Exercise aim: Find how many lines in the material contain "legend"; your answer should be that number alone.

Data supplied:
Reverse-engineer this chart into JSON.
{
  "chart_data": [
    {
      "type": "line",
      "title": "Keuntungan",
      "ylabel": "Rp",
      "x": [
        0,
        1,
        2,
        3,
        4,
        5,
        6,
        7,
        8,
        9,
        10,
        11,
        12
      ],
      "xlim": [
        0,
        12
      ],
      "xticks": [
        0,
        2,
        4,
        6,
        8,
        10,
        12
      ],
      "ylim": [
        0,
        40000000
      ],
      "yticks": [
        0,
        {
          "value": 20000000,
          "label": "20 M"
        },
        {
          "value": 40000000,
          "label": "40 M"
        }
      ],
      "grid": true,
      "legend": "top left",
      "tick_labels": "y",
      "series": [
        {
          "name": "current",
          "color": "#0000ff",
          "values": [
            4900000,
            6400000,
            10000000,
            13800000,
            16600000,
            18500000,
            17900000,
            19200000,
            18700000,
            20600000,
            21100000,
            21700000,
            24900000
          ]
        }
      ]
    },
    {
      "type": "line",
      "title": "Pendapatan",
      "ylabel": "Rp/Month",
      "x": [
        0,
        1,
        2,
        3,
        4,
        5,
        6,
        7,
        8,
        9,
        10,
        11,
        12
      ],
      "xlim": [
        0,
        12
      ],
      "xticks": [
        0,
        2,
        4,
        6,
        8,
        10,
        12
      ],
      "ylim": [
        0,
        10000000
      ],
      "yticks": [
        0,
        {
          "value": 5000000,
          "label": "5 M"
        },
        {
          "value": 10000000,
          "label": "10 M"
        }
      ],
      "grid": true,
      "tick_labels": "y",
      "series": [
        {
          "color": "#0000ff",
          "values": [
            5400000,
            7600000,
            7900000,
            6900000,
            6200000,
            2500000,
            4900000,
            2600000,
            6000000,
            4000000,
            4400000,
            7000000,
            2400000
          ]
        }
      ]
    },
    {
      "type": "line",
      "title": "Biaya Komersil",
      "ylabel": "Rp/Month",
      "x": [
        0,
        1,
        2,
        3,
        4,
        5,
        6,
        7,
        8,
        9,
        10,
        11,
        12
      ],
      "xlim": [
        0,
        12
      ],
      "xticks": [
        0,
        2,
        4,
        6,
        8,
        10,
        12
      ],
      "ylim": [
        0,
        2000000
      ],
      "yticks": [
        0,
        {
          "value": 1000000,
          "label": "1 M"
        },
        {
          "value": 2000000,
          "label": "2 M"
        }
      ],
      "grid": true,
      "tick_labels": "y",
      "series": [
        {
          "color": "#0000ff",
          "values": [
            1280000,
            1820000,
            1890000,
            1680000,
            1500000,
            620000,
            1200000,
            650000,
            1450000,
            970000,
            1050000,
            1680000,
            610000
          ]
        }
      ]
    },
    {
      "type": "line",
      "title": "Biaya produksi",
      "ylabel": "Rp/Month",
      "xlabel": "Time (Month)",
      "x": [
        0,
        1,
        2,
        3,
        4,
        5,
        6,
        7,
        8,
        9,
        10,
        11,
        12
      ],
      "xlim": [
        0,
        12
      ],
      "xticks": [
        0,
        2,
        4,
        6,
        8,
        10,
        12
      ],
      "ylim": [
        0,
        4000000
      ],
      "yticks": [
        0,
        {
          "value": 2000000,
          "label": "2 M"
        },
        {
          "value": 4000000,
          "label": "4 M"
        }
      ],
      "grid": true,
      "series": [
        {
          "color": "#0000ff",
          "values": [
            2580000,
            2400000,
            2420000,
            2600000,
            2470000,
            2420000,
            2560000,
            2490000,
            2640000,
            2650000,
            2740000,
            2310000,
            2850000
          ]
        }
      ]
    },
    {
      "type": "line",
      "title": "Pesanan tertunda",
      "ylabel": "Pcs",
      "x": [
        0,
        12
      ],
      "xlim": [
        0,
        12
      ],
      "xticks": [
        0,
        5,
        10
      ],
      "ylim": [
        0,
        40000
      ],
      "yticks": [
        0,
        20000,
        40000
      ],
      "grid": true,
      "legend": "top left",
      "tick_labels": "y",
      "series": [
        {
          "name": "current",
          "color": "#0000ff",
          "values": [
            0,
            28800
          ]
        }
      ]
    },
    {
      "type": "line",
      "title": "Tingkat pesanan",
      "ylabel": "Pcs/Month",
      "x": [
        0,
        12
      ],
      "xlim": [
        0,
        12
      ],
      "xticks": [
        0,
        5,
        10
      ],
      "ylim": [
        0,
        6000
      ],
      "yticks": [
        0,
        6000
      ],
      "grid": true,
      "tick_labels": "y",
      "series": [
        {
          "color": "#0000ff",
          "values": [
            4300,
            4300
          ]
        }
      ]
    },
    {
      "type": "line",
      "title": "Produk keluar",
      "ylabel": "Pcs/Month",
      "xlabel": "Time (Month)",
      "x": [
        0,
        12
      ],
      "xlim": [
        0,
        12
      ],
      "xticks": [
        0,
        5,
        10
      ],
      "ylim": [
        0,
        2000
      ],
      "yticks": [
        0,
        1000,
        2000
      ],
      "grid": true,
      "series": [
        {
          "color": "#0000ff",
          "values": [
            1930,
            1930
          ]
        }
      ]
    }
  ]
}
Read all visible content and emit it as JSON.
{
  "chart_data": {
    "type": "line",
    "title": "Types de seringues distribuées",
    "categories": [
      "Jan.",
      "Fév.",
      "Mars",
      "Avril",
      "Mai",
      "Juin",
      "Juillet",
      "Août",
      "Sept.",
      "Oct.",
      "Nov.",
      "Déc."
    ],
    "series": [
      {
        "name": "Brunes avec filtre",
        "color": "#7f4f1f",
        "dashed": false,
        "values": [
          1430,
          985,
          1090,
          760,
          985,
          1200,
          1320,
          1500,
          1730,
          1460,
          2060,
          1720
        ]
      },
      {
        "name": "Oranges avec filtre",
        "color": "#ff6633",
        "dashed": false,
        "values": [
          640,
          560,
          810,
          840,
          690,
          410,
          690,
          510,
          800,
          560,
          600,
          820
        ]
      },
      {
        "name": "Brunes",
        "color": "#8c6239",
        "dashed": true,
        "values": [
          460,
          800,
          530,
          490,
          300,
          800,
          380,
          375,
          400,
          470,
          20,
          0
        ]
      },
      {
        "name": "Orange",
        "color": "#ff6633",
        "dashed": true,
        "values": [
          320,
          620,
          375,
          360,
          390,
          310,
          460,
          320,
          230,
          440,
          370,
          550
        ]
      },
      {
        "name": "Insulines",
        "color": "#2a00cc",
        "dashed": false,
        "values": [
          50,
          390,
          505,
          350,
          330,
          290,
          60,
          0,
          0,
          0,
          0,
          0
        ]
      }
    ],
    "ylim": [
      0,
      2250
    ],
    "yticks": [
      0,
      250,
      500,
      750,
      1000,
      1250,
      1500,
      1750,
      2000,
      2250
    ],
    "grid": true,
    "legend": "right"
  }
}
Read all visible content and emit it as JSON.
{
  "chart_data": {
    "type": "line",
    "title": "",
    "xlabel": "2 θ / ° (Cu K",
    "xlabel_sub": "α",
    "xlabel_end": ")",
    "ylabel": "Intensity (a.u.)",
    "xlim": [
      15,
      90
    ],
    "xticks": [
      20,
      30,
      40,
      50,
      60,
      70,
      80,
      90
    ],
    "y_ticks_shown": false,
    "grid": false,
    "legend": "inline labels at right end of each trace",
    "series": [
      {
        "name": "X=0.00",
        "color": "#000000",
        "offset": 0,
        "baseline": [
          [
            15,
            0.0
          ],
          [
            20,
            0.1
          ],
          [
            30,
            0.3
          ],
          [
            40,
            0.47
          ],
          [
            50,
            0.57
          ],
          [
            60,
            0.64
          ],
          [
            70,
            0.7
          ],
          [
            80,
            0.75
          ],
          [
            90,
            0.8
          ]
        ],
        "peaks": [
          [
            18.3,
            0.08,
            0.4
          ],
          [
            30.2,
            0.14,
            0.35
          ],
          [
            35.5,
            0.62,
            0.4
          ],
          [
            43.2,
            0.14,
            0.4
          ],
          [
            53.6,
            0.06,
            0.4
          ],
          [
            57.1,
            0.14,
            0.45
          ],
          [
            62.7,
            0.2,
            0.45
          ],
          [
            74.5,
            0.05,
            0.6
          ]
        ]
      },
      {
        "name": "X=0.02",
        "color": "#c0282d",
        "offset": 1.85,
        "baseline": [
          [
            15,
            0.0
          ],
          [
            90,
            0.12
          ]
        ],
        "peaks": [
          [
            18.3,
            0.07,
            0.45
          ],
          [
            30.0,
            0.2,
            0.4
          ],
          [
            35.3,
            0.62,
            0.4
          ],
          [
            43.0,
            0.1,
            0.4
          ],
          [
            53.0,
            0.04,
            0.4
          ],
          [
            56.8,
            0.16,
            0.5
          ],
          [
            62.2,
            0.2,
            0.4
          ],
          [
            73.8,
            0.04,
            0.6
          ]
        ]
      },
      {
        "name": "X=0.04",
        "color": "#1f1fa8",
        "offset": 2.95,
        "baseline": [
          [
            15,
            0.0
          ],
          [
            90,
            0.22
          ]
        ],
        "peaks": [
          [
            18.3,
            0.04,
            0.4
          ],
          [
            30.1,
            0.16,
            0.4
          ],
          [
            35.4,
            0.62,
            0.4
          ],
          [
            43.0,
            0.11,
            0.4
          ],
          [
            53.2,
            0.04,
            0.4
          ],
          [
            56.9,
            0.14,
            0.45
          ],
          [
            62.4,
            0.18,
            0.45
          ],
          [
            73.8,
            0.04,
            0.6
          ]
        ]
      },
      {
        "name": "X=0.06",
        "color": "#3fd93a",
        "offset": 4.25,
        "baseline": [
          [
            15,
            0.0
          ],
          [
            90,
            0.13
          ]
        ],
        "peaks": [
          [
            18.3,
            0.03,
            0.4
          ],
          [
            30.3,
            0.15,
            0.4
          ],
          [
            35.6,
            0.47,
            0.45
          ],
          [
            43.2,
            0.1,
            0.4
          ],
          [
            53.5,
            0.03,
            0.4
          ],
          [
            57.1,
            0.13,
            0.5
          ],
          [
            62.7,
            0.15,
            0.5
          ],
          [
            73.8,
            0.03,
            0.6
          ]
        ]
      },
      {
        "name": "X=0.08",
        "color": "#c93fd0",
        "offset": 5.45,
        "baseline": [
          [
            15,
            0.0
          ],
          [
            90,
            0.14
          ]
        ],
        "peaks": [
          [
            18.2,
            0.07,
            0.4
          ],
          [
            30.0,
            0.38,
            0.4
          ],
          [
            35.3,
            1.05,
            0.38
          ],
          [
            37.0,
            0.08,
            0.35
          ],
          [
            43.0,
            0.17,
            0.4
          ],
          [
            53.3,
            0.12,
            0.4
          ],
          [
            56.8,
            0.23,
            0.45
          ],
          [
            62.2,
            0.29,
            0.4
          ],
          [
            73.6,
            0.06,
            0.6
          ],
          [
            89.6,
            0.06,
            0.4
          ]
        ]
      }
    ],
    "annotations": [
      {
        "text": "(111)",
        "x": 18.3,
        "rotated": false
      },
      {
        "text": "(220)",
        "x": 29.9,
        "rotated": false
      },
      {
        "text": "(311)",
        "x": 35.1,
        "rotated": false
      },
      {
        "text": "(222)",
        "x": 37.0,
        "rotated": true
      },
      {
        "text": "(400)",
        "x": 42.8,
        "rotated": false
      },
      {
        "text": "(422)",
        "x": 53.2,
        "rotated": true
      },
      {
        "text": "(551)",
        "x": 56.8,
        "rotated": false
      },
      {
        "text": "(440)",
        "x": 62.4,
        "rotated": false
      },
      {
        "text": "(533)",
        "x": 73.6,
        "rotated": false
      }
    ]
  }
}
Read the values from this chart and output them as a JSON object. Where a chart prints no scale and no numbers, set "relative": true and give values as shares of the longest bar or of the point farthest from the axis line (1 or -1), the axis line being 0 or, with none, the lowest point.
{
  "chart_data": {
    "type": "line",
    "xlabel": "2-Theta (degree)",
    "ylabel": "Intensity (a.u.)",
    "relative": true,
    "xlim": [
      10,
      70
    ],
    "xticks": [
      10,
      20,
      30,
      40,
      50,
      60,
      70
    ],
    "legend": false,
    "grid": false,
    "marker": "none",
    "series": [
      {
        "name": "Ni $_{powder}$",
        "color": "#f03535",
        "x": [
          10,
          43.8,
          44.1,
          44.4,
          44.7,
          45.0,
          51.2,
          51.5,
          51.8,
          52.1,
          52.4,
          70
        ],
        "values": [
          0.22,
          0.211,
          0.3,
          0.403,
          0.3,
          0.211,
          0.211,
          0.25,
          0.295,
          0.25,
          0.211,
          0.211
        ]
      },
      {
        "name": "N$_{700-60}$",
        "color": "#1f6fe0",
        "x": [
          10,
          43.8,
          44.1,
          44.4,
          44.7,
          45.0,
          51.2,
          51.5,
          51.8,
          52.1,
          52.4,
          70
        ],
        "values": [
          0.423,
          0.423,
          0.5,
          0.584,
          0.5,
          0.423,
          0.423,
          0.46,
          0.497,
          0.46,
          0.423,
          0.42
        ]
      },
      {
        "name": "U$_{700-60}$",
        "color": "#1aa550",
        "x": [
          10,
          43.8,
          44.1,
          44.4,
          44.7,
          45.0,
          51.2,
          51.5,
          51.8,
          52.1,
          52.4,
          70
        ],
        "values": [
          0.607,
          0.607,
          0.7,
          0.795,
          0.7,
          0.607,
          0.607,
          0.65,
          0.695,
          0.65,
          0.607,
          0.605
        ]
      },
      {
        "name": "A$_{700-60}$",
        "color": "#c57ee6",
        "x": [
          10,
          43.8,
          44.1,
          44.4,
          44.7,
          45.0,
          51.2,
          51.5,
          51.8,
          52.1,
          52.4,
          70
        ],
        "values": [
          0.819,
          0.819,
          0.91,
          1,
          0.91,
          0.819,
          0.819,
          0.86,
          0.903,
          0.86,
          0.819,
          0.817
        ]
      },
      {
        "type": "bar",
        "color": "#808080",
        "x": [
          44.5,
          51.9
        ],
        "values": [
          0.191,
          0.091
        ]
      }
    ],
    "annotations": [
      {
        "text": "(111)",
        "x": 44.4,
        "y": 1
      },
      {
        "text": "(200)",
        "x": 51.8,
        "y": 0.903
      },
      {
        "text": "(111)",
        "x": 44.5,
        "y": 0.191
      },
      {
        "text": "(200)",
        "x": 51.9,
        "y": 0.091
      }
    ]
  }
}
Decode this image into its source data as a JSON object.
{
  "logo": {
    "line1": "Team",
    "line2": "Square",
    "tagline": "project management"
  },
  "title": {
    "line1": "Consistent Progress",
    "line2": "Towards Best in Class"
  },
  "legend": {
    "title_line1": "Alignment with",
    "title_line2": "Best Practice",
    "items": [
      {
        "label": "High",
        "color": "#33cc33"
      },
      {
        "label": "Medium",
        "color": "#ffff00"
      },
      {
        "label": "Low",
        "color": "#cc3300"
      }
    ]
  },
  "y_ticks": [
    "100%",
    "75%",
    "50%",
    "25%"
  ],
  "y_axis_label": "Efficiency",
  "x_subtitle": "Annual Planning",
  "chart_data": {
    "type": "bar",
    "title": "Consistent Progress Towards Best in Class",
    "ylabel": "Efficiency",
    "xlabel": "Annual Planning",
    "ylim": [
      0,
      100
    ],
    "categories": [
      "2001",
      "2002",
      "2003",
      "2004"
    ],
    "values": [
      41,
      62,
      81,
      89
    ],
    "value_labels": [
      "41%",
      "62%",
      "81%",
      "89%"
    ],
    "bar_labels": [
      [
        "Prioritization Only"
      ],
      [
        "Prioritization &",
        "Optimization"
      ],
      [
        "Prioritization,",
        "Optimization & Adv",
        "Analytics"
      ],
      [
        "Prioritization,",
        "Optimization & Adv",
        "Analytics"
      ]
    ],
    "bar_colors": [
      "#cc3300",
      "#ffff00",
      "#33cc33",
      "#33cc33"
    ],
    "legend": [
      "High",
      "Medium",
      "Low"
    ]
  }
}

Answer below: 7